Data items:
▬▬▬▬▬▬

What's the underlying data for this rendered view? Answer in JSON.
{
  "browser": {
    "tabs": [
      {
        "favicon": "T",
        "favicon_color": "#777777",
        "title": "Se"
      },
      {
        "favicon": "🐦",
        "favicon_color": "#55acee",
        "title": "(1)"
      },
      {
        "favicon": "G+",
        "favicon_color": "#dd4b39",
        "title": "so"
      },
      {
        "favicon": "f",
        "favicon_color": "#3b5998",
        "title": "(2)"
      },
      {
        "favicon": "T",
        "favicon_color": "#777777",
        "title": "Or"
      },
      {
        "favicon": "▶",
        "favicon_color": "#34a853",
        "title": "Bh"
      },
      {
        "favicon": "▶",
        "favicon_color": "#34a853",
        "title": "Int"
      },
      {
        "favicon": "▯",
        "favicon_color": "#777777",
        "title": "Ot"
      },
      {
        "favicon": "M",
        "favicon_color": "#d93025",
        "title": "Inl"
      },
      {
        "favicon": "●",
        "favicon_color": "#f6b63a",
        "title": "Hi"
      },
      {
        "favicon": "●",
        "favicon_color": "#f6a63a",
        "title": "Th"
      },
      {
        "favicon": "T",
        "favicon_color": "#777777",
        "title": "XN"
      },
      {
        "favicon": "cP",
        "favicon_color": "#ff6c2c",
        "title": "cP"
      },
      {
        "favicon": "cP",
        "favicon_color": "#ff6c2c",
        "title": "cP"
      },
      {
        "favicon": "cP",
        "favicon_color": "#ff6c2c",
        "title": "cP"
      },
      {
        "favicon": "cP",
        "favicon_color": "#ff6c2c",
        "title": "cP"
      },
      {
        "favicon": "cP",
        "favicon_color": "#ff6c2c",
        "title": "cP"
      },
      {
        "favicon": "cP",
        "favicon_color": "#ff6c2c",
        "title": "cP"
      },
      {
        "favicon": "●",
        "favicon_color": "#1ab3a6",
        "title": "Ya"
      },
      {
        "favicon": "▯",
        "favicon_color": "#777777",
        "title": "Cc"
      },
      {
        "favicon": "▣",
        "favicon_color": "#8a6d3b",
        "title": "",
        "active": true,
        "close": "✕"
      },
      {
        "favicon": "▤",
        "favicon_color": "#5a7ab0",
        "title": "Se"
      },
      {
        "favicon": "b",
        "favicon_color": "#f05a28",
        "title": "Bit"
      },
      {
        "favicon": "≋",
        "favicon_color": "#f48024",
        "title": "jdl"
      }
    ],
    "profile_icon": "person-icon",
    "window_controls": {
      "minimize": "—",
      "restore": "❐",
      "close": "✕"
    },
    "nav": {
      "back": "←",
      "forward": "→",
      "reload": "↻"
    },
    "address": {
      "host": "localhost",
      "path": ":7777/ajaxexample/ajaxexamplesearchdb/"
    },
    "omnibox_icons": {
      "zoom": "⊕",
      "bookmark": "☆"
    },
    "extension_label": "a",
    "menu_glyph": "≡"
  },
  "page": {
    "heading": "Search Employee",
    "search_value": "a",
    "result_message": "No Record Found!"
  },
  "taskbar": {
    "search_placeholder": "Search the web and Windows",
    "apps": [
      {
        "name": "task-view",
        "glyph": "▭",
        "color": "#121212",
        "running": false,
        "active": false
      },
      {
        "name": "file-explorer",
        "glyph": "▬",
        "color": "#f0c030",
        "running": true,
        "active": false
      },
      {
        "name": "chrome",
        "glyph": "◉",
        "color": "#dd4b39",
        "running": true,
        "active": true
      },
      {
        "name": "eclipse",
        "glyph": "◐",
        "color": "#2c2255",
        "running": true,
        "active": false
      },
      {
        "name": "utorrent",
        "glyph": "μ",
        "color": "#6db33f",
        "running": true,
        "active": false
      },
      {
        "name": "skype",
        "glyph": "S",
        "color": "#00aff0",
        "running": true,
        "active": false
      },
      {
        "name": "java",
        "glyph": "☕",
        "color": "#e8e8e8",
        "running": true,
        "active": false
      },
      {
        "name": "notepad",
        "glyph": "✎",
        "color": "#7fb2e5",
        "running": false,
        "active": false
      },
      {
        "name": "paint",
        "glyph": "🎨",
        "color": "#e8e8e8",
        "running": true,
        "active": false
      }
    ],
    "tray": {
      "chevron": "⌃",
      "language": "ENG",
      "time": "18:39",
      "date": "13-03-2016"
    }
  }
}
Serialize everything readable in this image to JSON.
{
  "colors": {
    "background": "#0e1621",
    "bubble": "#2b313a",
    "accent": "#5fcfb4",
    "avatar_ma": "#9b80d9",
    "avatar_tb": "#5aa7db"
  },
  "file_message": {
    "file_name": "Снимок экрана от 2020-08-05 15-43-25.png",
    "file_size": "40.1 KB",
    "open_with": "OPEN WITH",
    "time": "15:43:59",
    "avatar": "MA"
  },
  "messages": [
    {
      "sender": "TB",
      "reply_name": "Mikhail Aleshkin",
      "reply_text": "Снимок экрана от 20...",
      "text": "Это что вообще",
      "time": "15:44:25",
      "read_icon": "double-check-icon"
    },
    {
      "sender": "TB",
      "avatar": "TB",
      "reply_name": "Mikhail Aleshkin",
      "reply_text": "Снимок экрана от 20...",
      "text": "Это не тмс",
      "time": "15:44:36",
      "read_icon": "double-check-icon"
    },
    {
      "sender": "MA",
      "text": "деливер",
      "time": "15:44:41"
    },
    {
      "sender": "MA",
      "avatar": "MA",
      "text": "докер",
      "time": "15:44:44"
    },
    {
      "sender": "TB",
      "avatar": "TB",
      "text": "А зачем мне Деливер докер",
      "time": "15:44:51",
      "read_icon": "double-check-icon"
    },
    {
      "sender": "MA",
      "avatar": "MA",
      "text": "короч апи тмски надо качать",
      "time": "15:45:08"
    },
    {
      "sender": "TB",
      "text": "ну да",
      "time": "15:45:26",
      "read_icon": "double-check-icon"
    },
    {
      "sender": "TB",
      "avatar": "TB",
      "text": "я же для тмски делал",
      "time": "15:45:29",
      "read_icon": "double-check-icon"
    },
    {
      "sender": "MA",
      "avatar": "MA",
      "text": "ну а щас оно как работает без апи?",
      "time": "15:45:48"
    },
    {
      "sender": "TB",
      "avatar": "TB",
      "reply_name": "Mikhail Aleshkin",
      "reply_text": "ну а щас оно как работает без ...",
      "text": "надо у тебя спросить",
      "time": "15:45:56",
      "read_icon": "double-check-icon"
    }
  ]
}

▬▬▬▬▬▬

## [Directions for this task]
Please reproduce the entire listing, exactly as shown.

## [Correct answer]
What's the underlying data for this rendered view? Answer in JSON.
{
  "browser": {
    "tabs": [
      {
        "favicon": "T",
        "favicon_color": "#777777",
        "title": "Se"
      },
      {
        "favicon": "🐦",
        "favicon_color": "#55acee",
        "title": "(1)"
      },
      {
        "favicon": "G+",
        "favicon_color": "#dd4b39",
        "title": "so"
      },
      {
        "favicon": "f",
        "favicon_color": "#3b5998",
        "title": "(2)"
      },
      {
        "favicon": "T",
        "favicon_color": "#777777",
        "title": "Or"
      },
      {
        "favicon": "▶",
        "favicon_color": "#34a853",
        "title": "Bh"
      },
      {
        "favicon": "▶",
        "favicon_color": "#34a853",
        "title": "Int"
      },
      {
        "favicon": "▯",
        "favicon_color": "#777777",
        "title": "Ot"
      },
      {
        "favicon": "M",
        "favicon_color": "#d93025",
        "title": "Inl"
      },
      {
        "favicon": "●",
        "favicon_color": "#f6b63a",
        "title": "Hi"
      },
      {
        "favicon": "●",
        "favicon_color": "#f6a63a",
        "title": "Th"
      },
      {
        "favicon": "T",
        "favicon_color": "#777777",
        "title": "XN"
      },
      {
        "favicon": "cP",
        "favicon_color": "#ff6c2c",
        "title": "cP"
      },
      {
        "favicon": "cP",
        "favicon_color": "#ff6c2c",
        "title": "cP"
      },
      {
        "favicon": "cP",
        "favicon_color": "#ff6c2c",
        "title": "cP"
      },
      {
        "favicon": "cP",
        "favicon_color": "#ff6c2c",
        "title": "cP"
      },
      {
        "favicon": "cP",
        "favicon_color": "#ff6c2c",
        "title": "cP"
      },
      {
        "favicon": "cP",
        "favicon_color": "#ff6c2c",
        "title": "cP"
      },
      {
        "favicon": "●",
        "favicon_color": "#1ab3a6",
        "title": "Ya"
      },
      {
        "favicon": "▯",
        "favicon_color": "#777777",
        "title": "Cc"
      },
      {
        "favicon": "▣",
        "favicon_color": "#8a6d3b",
        "title": "",
        "active": true,
        "close": "✕"
      },
      {
        "favicon": "▤",
        "favicon_color": "#5a7ab0",
        "title": "Se"
      },
      {
        "favicon": "b",
        "favicon_color": "#f05a28",
        "title": "Bit"
      },
      {
        "favicon": "≋",
        "favicon_color": "#f48024",
        "title": "jdl"
      }
    ],
    "profile_icon": "person-icon",
    "window_controls": {
      "minimize": "—",
      "restore": "❐",
      "close": "✕"
    },
    "nav": {
      "back": "←",
      "forward": "→",
      "reload": "↻"
    },
    "address": {
      "host": "localhost",
      "path": ":7777/ajaxexample/ajaxexamplesearchdb/"
    },
    "omnibox_icons": {
      "zoom": "⊕",
      "bookmark": "☆"
    },
    "extension_label": "a",
    "menu_glyph": "≡"
  },
  "page": {
    "heading": "Search Employee",
    "search_value": "a",
    "result_message": "No Record Found!"
  },
  "taskbar": {
    "search_placeholder": "Search the web and Windows",
    "apps": [
      {
        "name": "task-view",
        "glyph": "▭",
        "color": "#121212",
        "running": false,
        "active": false
      },
      {
        "name": "file-explorer",
        "glyph": "▬",
        "color": "#f0c030",
        "running": true,
        "active": false
      },
      {
        "name": "chrome",
        "glyph": "◉",
        "color": "#dd4b39",
        "running": true,
        "active": true
      },
      {
        "name": "eclipse",
        "glyph": "◐",
        "color": "#2c2255",
        "running": true,
        "active": false
      },
      {
        "name": "utorrent",
        "glyph": "μ",
        "color": "#6db33f",
        "running": true,
        "active": false
      },
      {
        "name": "skype",
        "glyph": "S",
        "color": "#00aff0",
        "running": true,
        "active": false
      },
      {
        "name": "java",
        "glyph": "☕",
        "color": "#e8e8e8",
        "running": true,
        "active": false
      },
      {
        "name": "notepad",
        "glyph": "✎",
        "color": "#7fb2e5",
        "running": false,
        "active": false
      },
      {
        "name": "paint",
        "glyph": "🎨",
        "color": "#e8e8e8",
        "running": true,
        "active": false
      }
    ],
    "tray": {
      "chevron": "⌃",
      "language": "ENG",
      "time": "18:39",
      "date": "13-03-2016"
    }
  }
}
Serialize everything readable in this image to JSON.
{
  "colors": {
    "background": "#0e1621",
    "bubble": "#2b313a",
    "accent": "#5fcfb4",
    "avatar_ma": "#9b80d9",
    "avatar_tb": "#5aa7db"
  },
  "file_message": {
    "file_name": "Снимок экрана от 2020-08-05 15-43-25.png",
    "file_size": "40.1 KB",
    "open_with": "OPEN WITH",
    "time": "15:43:59",
    "avatar": "MA"
  },
  "messages": [
    {
      "sender": "TB",
      "reply_name": "Mikhail Aleshkin",
      "reply_text": "Снимок экрана от 20...",
      "text": "Это что вообще",
      "time": "15:44:25",
      "read_icon": "double-check-icon"
    },
    {
      "sender": "TB",
      "avatar": "TB",
      "reply_name": "Mikhail Aleshkin",
      "reply_text": "Снимок экрана от 20...",
      "text": "Это не тмс",
      "time": "15:44:36",
      "read_icon": "double-check-icon"
    },
    {
      "sender": "MA",
      "text": "деливер",
      "time": "15:44:41"
    },
    {
      "sender": "MA",
      "avatar": "MA",
      "text": "докер",
      "time": "15:44:44"
    },
    {
      "sender": "TB",
      "avatar": "TB",
      "text": "А зачем мне Деливер докер",
      "time": "15:44:51",
      "read_icon": "double-check-icon"
    },
    {
      "sender": "MA",
      "avatar": "MA",
      "text": "короч апи тмски надо качать",
      "time": "15:45:08"
    },
    {
      "sender": "TB",
      "text": "ну да",
      "time": "15:45:26",
      "read_icon": "double-check-icon"
    },
    {
      "sender": "TB",
      "avatar": "TB",
      "text": "я же для тмски делал",
      "time": "15:45:29",
      "read_icon": "double-check-icon"
    },
    {
      "sender": "MA",
      "avatar": "MA",
      "text": "ну а щас оно как работает без апи?",
      "time": "15:45:48"
    },
    {
      "sender": "TB",
      "avatar": "TB",
      "reply_name": "Mikhail Aleshkin",
      "reply_text": "ну а щас оно как работает без ...",
      "text": "надо у тебя спросить",
      "time": "15:45:56",
      "read_icon": "double-check-icon"
    }
  ]
}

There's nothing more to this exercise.